### Your task
Which lines hold the word "page"? Copy each one.
— begin —
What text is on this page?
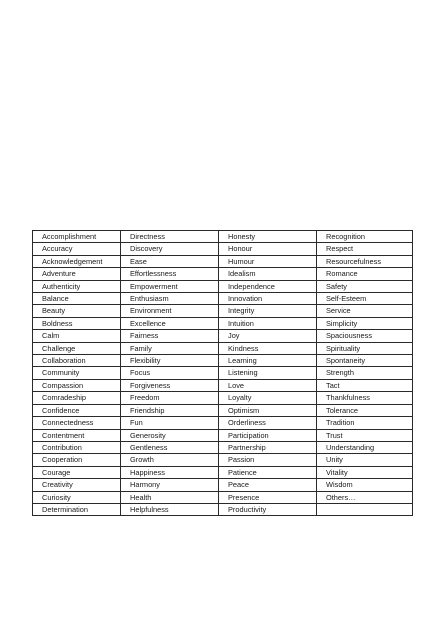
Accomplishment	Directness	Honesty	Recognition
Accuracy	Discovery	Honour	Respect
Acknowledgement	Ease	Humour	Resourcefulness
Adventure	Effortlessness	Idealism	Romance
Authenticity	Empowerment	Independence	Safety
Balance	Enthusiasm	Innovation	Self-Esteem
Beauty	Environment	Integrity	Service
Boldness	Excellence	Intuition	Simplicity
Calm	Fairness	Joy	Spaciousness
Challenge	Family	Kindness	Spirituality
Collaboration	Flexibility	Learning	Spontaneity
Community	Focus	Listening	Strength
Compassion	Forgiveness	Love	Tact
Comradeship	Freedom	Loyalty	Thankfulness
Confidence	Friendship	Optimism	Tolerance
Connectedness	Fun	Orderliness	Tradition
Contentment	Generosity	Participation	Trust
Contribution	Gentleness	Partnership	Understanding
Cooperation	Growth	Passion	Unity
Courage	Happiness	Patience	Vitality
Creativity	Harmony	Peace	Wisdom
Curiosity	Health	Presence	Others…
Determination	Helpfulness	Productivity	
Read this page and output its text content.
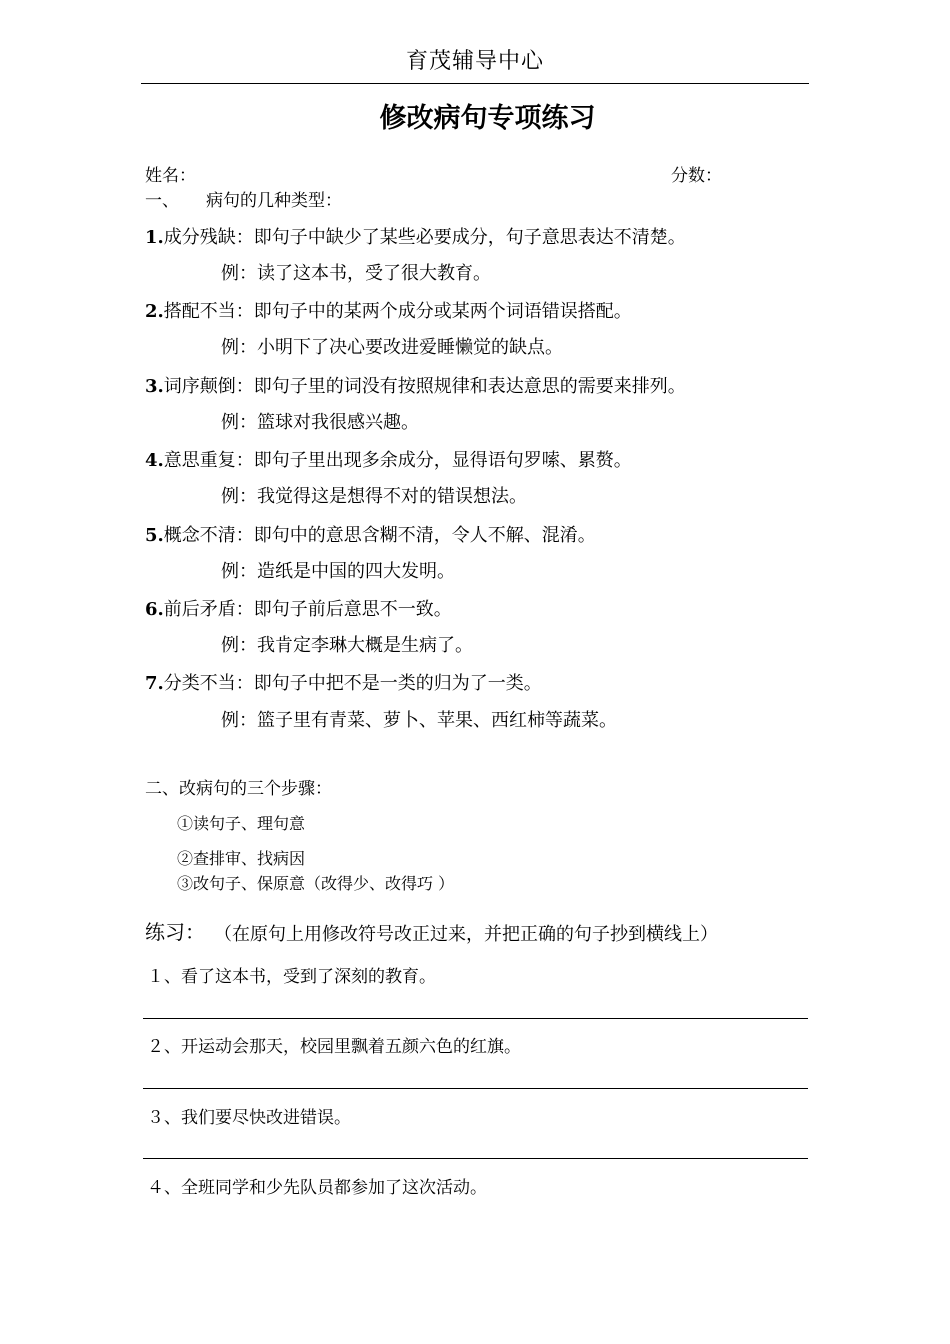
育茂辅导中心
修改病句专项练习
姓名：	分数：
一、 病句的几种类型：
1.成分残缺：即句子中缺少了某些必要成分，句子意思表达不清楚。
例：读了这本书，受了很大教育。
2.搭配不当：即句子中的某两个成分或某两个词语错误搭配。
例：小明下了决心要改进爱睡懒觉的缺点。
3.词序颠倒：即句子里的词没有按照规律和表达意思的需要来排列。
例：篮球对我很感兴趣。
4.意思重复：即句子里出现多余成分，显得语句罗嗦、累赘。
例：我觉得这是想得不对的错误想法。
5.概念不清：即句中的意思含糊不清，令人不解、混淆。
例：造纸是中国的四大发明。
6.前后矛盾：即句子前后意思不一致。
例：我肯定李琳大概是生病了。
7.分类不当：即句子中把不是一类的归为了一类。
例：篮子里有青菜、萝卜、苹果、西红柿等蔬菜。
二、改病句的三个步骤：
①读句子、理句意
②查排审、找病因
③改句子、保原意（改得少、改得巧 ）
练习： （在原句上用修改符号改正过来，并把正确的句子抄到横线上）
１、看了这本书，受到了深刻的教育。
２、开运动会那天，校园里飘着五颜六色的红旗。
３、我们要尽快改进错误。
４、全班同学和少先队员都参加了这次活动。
— end —
### Finished task
What text is on this page?
Read this page and output its text content.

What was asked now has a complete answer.